### WHAT THE TASK ASKS
Copying nothing before it, reproduce the line that holds "What does this" and every line after it in the data, exactly.

[Page transcription dataset items]
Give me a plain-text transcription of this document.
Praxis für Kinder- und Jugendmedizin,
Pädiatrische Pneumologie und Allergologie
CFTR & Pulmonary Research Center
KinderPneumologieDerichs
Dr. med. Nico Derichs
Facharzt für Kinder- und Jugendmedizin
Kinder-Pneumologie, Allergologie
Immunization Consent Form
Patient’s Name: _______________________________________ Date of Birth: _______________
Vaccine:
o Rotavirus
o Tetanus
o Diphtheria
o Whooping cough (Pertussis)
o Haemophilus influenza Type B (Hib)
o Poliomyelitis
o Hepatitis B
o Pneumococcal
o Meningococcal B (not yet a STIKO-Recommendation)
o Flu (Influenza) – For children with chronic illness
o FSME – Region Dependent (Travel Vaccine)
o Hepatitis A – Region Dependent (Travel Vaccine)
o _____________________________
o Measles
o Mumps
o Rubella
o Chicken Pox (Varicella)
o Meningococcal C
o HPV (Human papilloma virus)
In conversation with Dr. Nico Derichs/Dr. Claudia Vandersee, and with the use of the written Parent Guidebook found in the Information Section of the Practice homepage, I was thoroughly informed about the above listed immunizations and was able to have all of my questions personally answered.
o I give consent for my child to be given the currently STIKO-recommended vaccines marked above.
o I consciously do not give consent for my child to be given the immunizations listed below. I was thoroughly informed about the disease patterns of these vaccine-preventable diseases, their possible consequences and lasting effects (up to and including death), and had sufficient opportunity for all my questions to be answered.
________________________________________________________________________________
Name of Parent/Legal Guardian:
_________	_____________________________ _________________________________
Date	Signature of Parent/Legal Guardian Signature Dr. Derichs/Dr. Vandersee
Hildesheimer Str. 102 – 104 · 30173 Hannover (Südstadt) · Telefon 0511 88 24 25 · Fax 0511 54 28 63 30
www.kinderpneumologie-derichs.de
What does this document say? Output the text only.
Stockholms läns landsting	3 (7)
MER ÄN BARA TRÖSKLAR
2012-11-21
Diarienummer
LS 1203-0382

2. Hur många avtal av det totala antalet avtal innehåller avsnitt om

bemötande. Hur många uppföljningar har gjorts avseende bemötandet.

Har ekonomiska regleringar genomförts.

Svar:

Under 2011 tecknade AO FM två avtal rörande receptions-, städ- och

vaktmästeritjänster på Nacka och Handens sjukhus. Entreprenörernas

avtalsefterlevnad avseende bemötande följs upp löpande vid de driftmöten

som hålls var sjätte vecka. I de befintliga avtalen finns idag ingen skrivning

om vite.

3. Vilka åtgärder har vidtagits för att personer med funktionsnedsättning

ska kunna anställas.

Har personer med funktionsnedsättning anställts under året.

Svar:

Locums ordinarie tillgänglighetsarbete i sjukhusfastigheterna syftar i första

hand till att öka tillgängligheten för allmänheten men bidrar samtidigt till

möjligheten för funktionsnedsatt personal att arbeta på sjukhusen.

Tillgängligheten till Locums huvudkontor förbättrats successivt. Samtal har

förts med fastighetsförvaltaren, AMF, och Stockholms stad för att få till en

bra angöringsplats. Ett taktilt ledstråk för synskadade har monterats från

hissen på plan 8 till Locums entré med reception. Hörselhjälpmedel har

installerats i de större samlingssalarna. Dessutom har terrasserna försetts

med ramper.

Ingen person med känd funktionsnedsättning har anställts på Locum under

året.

### REPLY
What does this document say? Output the text only.
Stockholms läns landsting	3 (7)
MER ÄN BARA TRÖSKLAR
2012-11-21
Diarienummer
LS 1203-0382

2. Hur många avtal av det totala antalet avtal innehåller avsnitt om

bemötande. Hur många uppföljningar har gjorts avseende bemötandet.

Har ekonomiska regleringar genomförts.

Svar:

Under 2011 tecknade AO FM två avtal rörande receptions-, städ- och

vaktmästeritjänster på Nacka och Handens sjukhus. Entreprenörernas

avtalsefterlevnad avseende bemötande följs upp löpande vid de driftmöten

som hålls var sjätte vecka. I de befintliga avtalen finns idag ingen skrivning

om vite.

3. Vilka åtgärder har vidtagits för att personer med funktionsnedsättning

ska kunna anställas.

Har personer med funktionsnedsättning anställts under året.

Svar:

Locums ordinarie tillgänglighetsarbete i sjukhusfastigheterna syftar i första

hand till att öka tillgängligheten för allmänheten men bidrar samtidigt till

möjligheten för funktionsnedsatt personal att arbeta på sjukhusen.

Tillgängligheten till Locums huvudkontor förbättrats successivt. Samtal har

förts med fastighetsförvaltaren, AMF, och Stockholms stad för att få till en

bra angöringsplats. Ett taktilt ledstråk för synskadade har monterats från

hissen på plan 8 till Locums entré med reception. Hörselhjälpmedel har

installerats i de större samlingssalarna. Dessutom har terrasserna försetts

med ramper.

Ingen person med känd funktionsnedsättning har anställts på Locum under

året.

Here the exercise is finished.